[Dataset records]
- - - - -

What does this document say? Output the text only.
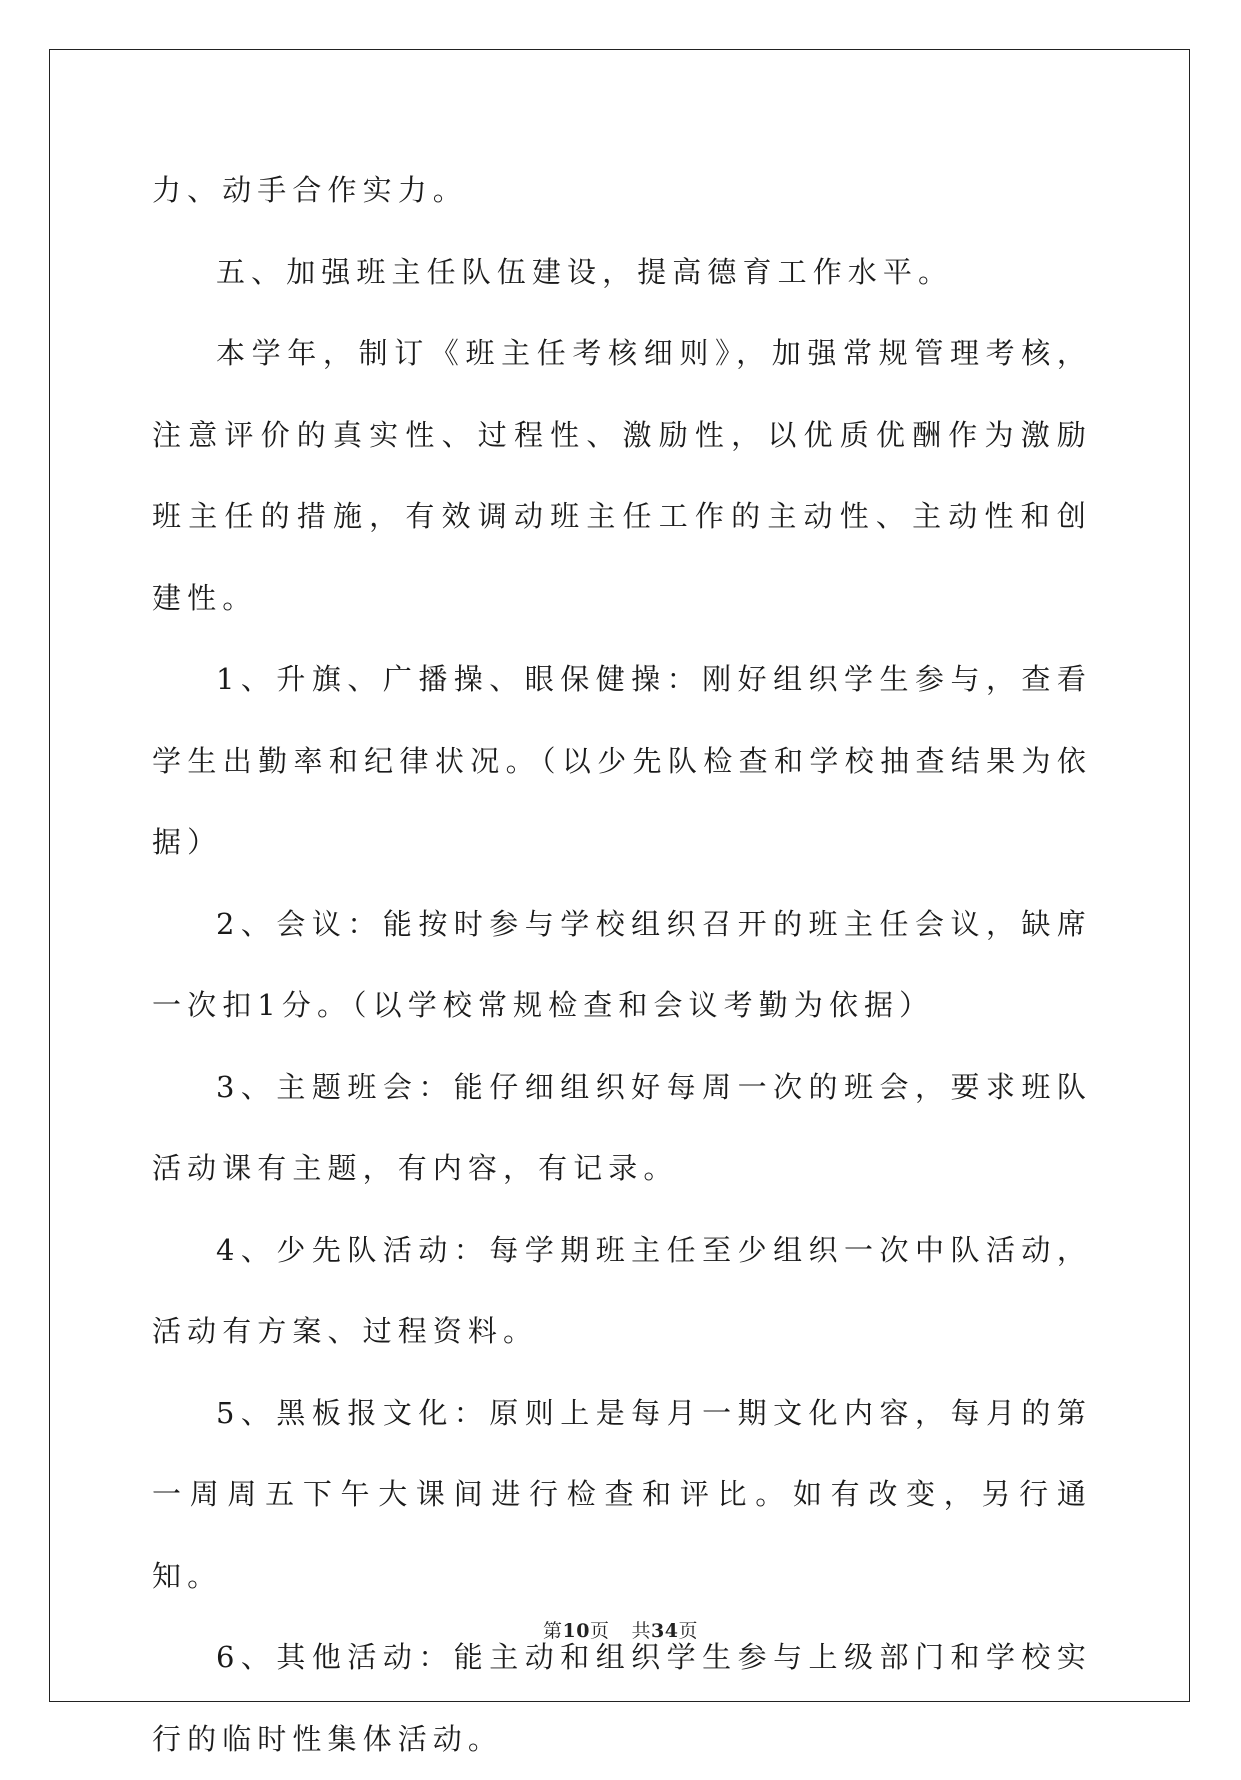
力、动手合作实力。

五、加强班主任队伍建设，提高德育工作水平。

本学年，制订《班主任考核细则》，加强常规管理考核，注意评价的真实性、过程性、激励性，以优质优酬作为激励班主任的措施，有效调动班主任工作的主动性、主动性和创建性。

1、升旗、广播操、眼保健操：刚好组织学生参与，查看学生出勤率和纪律状况。（以少先队检查和学校抽查结果为依据）

2、会议：能按时参与学校组织召开的班主任会议，缺席一次扣1分。（以学校常规检查和会议考勤为依据）

3、主题班会：能仔细组织好每周一次的班会，要求班队活动课有主题，有内容，有记录。

4、少先队活动：每学期班主任至少组织一次中队活动，活动有方案、过程资料。

5、黑板报文化：原则上是每月一期文化内容，每月的第一周周五下午大课间进行检查和评比。如有改变，另行通知。

6、其他活动：能主动和组织学生参与上级部门和学校实行的临时性集体活动。

第10页 共34页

- - - - -

* Required work *
Transcribe the full listing character for character. Pictures are excluded.

* Exercise output *
What does this document say? Output the text only.
力、动手合作实力。

五、加强班主任队伍建设，提高德育工作水平。

本学年，制订《班主任考核细则》，加强常规管理考核，注意评价的真实性、过程性、激励性，以优质优酬作为激励班主任的措施，有效调动班主任工作的主动性、主动性和创建性。

1、升旗、广播操、眼保健操：刚好组织学生参与，查看学生出勤率和纪律状况。（以少先队检查和学校抽查结果为依据）

2、会议：能按时参与学校组织召开的班主任会议，缺席一次扣1分。（以学校常规检查和会议考勤为依据）

3、主题班会：能仔细组织好每周一次的班会，要求班队活动课有主题，有内容，有记录。

4、少先队活动：每学期班主任至少组织一次中队活动，活动有方案、过程资料。

5、黑板报文化：原则上是每月一期文化内容，每月的第一周周五下午大课间进行检查和评比。如有改变，另行通知。

6、其他活动：能主动和组织学生参与上级部门和学校实行的临时性集体活动。

第10页 共34页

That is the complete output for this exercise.